AIM OF THE TASK
Filter the listing below, copying every line in which the word "JSON" appears.
* Begin *
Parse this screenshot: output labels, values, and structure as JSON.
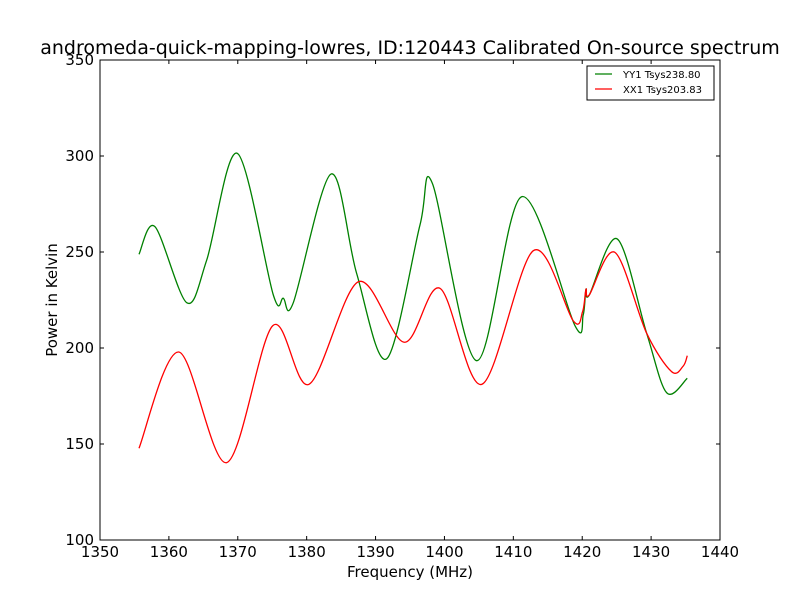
{
  "chart_data": {
    "type": "line",
    "title": "andromeda-quick-mapping-lowres, ID:120443 Calibrated On-source spectrum",
    "xlabel": "Frequency (MHz)",
    "ylabel": "Power in Kelvin",
    "xlim": [
      1350,
      1440
    ],
    "ylim": [
      100,
      350
    ],
    "xticks": [
      1350,
      1360,
      1370,
      1380,
      1390,
      1400,
      1410,
      1420,
      1430,
      1440
    ],
    "yticks": [
      100,
      150,
      200,
      250,
      300,
      350
    ],
    "grid": false,
    "legend_position": "top-right",
    "series": [
      {
        "name": "YY1 Tsys238.80",
        "color": "#008000",
        "x": [
          1355.66,
          1357.98,
          1362.59,
          1365.49,
          1369.93,
          1375.16,
          1376.61,
          1378.06,
          1383.53,
          1387.25,
          1391.62,
          1396.45,
          1398.24,
          1404.68,
          1411.2,
          1418.95,
          1420.14,
          1420.55,
          1421.02,
          1425.08,
          1429.35,
          1432.25,
          1435.25
        ],
        "y": [
          248.8,
          263.2,
          223.6,
          245.8,
          301.4,
          227.6,
          225.9,
          223.6,
          290.6,
          238.9,
          194.4,
          264.1,
          285.8,
          193.4,
          278.8,
          211.6,
          217.2,
          230.6,
          227.6,
          256.8,
          207.7,
          176.7,
          184.2
        ]
      },
      {
        "name": "XX1 Tsys203.83",
        "color": "#ff0000",
        "x": [
          1355.66,
          1361.45,
          1368.39,
          1375.07,
          1380.34,
          1387.5,
          1394.17,
          1399.35,
          1405.45,
          1412.9,
          1418.69,
          1420.05,
          1420.55,
          1421.02,
          1424.75,
          1429.35,
          1432.97,
          1434.66,
          1435.25
        ],
        "y": [
          147.8,
          197.9,
          140.3,
          211.6,
          181.1,
          234.5,
          203.0,
          231.1,
          181.1,
          250.7,
          214.2,
          218.9,
          230.6,
          227.6,
          249.8,
          207.7,
          187.7,
          190.6,
          196.0
        ]
      }
    ]
  }
}
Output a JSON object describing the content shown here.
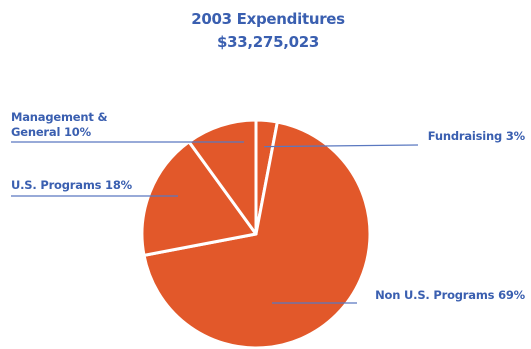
* End *
ANSWER FOR THE TASK
Parse this screenshot: output labels, values, and structure as JSON.
Output a JSON object describing the content shown here.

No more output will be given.